EXERCISE DETAILS:
Note how many lines contain "JSON" and give that number, with nothing else.

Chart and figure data
— START —

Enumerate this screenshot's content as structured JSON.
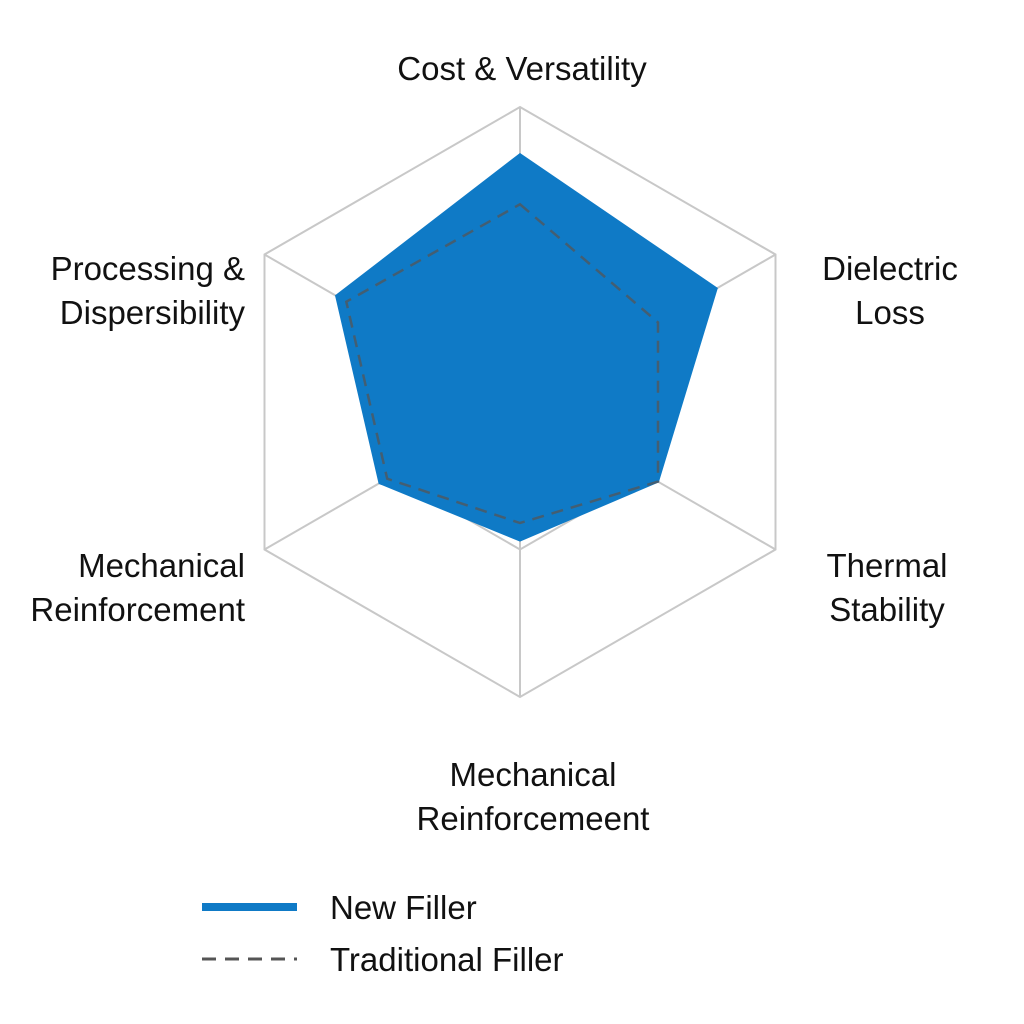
{
  "chart_data": {
    "type": "radar",
    "categories": [
      [
        "Cost & Versatility"
      ],
      [
        "Dielectric",
        "Loss"
      ],
      [
        "Thermal",
        "Stability"
      ],
      [
        "Mechanical",
        "Reinforcemeent"
      ],
      [
        "Mechanical",
        "Reinforcement"
      ],
      [
        "Processing &",
        "Dispersibility"
      ]
    ],
    "rlim": [
      0,
      100
    ],
    "grid_levels": [
      50,
      100
    ],
    "series": [
      {
        "name": "New Filler",
        "values": [
          84,
          77,
          54,
          47,
          55,
          72
        ],
        "color": "#0f7ac6",
        "fill": true,
        "line": "solid"
      },
      {
        "name": "Traditional Filler",
        "values": [
          67,
          54,
          54,
          41,
          52,
          68
        ],
        "color": "#555555",
        "fill": false,
        "line": "dashed"
      }
    ],
    "legend": "bottom",
    "title": ""
  }
}
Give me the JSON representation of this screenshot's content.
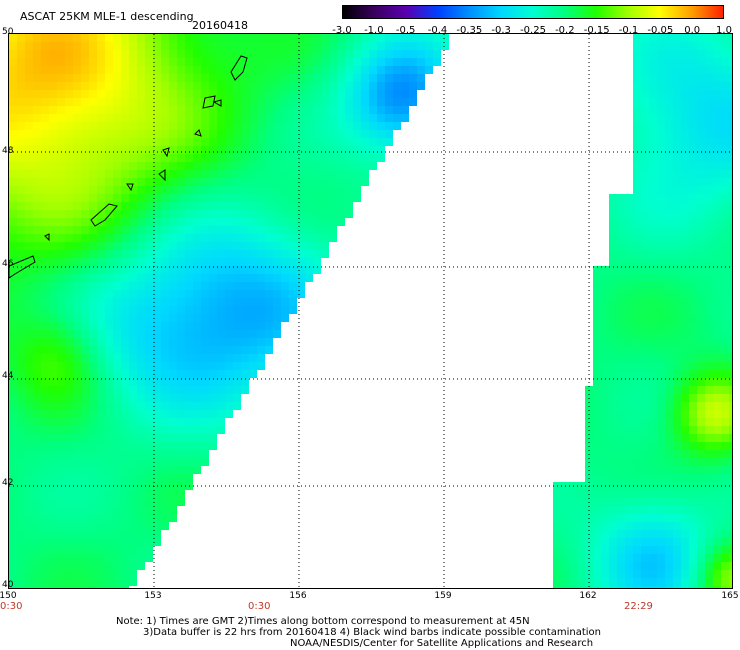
{
  "header": {
    "title": "ASCAT 25KM MLE-1 descending",
    "date": "20160418"
  },
  "colorbar": {
    "labels": [
      "-3.0",
      "-1.0",
      "-0.5",
      "-0.4",
      "-0.35",
      "-0.3",
      "-0.25",
      "-0.2",
      "-0.15",
      "-0.1",
      "-0.05",
      "0.0",
      "1.0"
    ],
    "colors": [
      "#000000",
      "#3a0060",
      "#5a00b0",
      "#0040ff",
      "#0090ff",
      "#00d8ff",
      "#00ffd0",
      "#00ff80",
      "#20ff00",
      "#a0ff00",
      "#ffff00",
      "#ffa000",
      "#ff2000"
    ]
  },
  "axes": {
    "lat_labels": [
      "50",
      "48",
      "46",
      "44",
      "42",
      "40"
    ],
    "lon_labels": [
      "150",
      "153",
      "156",
      "159",
      "162",
      "165"
    ],
    "times": [
      "0:30",
      "0:30",
      "22:29"
    ]
  },
  "notes": [
    "Note: 1) Times are GMT 2)Times along bottom correspond to measurement at 45N",
    "3)Data buffer is 22 hrs from 20160418 4) Black wind barbs indicate possible contamination",
    "NOAA/NESDIS/Center for Satellite Applications and Research"
  ]
}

— END —

TASK ANSWER:
2